■ SUPPLIED RECORDS
--- --- ---

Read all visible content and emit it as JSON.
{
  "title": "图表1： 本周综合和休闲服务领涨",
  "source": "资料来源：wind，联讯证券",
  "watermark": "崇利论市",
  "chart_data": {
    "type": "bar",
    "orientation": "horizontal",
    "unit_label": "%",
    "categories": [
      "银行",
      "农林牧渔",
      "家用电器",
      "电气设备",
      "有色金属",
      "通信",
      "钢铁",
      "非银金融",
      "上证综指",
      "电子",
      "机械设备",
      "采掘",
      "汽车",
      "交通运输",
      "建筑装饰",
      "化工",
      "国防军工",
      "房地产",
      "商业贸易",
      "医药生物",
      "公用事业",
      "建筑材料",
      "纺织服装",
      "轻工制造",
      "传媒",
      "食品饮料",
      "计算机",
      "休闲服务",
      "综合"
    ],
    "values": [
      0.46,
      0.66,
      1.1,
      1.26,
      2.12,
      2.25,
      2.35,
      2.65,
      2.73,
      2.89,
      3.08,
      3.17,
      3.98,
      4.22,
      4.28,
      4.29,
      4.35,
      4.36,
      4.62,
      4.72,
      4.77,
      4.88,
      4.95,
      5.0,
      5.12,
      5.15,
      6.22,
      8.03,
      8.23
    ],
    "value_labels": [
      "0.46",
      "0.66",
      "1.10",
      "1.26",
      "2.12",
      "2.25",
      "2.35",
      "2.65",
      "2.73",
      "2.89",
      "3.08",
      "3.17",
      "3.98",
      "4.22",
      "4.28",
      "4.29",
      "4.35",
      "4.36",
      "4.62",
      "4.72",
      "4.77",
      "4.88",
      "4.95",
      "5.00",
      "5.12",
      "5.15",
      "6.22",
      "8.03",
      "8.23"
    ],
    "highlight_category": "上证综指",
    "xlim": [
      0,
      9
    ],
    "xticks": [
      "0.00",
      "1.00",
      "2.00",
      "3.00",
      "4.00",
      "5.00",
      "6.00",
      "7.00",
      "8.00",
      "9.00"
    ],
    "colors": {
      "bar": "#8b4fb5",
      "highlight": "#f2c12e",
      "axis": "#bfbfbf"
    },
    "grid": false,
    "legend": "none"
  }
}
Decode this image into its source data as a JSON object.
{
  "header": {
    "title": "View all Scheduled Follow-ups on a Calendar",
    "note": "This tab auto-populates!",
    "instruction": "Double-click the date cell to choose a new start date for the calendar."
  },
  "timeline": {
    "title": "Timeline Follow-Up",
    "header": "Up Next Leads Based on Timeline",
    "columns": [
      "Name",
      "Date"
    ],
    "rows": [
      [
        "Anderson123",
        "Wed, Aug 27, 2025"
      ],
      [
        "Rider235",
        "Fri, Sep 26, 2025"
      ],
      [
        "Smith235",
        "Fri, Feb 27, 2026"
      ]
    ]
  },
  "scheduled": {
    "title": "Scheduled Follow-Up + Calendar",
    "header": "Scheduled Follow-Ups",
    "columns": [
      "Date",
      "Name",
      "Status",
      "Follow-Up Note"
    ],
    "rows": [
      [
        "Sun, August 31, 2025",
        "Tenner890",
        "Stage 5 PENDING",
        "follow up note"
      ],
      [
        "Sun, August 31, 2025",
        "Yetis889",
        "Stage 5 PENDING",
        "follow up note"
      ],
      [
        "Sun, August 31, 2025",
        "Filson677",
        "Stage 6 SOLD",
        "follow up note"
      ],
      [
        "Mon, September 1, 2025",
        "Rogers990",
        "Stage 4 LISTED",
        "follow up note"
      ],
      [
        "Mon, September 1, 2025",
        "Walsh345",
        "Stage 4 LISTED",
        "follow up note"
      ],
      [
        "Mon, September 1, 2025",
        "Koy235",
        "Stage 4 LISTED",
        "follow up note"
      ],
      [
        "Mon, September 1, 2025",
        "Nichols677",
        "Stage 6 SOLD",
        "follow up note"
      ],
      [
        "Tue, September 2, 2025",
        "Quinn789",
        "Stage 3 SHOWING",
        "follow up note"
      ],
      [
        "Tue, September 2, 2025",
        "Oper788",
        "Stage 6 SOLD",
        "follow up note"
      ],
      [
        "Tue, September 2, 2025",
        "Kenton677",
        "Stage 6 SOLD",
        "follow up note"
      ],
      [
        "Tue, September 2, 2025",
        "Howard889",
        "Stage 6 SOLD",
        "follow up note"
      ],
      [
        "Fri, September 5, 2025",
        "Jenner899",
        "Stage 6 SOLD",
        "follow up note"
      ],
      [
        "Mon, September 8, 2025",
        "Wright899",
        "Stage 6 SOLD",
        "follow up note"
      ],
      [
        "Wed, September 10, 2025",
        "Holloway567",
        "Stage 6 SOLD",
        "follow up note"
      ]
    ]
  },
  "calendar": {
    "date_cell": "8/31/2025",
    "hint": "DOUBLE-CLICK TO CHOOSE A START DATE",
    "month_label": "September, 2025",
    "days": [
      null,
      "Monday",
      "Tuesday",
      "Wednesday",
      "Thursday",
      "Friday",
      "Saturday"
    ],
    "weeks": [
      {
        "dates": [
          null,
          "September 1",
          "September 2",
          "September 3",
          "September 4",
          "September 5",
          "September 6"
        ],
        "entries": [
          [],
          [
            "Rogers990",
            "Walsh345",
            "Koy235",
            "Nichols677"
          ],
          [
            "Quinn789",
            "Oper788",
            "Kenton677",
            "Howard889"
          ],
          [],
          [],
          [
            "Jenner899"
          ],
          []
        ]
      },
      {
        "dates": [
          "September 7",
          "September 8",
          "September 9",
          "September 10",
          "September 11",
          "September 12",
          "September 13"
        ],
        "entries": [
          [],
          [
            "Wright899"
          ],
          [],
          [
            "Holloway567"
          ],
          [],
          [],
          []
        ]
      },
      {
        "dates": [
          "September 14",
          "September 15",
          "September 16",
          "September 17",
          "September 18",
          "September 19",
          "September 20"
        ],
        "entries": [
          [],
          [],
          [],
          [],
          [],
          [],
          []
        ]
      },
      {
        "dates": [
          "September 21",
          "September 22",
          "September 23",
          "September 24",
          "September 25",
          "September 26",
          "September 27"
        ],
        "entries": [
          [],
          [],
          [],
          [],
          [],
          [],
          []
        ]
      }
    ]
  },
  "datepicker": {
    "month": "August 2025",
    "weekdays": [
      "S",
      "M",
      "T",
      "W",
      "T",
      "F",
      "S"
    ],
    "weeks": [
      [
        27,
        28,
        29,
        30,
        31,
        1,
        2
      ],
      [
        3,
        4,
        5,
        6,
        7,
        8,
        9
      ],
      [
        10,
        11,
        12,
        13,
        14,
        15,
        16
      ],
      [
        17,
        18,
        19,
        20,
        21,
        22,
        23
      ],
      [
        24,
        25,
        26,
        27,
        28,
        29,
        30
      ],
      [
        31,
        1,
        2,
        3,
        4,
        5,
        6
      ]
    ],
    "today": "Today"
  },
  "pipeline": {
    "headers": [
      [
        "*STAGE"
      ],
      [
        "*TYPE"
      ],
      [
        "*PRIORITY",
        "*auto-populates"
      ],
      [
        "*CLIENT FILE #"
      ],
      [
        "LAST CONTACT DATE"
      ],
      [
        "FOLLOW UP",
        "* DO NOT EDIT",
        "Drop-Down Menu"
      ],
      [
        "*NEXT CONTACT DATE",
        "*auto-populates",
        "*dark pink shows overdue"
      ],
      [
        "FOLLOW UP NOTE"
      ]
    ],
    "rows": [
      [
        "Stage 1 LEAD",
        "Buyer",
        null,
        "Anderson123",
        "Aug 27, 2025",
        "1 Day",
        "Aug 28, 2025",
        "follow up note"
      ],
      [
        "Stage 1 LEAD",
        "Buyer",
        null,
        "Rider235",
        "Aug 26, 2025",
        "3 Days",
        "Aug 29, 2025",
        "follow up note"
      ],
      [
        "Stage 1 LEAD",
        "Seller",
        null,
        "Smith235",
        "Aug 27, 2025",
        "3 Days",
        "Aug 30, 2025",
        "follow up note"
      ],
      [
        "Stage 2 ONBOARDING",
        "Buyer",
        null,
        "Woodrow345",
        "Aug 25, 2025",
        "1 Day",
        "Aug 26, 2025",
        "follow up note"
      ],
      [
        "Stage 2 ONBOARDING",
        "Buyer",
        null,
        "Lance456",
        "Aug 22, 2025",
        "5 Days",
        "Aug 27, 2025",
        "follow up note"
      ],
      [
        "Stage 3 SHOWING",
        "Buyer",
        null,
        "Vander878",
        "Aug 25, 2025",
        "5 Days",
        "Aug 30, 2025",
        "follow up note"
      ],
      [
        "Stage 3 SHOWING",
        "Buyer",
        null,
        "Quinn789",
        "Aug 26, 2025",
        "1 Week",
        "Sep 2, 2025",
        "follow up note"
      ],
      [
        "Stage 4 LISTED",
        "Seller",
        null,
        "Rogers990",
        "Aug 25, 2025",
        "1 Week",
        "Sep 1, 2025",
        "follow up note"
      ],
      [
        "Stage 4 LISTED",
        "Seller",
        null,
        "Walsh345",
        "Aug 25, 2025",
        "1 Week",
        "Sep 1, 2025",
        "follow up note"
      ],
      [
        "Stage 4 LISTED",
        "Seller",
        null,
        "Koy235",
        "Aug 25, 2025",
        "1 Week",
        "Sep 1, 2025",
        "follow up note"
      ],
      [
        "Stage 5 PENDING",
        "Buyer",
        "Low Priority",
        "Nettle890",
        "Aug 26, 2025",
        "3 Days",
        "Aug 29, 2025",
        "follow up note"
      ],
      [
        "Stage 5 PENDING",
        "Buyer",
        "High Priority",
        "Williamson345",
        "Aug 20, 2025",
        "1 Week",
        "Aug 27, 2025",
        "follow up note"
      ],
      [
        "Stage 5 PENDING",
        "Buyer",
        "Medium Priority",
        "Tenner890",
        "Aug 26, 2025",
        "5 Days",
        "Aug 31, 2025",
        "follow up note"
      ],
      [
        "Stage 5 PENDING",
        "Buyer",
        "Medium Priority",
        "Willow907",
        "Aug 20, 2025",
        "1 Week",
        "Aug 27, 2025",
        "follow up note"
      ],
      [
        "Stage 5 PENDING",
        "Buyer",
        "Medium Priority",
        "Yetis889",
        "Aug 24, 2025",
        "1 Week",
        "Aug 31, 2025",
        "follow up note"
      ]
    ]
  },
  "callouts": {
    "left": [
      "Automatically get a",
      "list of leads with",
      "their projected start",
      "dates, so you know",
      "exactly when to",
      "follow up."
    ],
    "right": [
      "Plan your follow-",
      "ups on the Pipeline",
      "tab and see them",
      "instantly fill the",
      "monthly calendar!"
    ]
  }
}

--- --- ---

■ WHAT IS NEEDED
Copy each line of the listing in which the word "JSON" can be found.

■ FULL ANSWER
Read all visible content and emit it as JSON.
Decode this image into its source data as a JSON object.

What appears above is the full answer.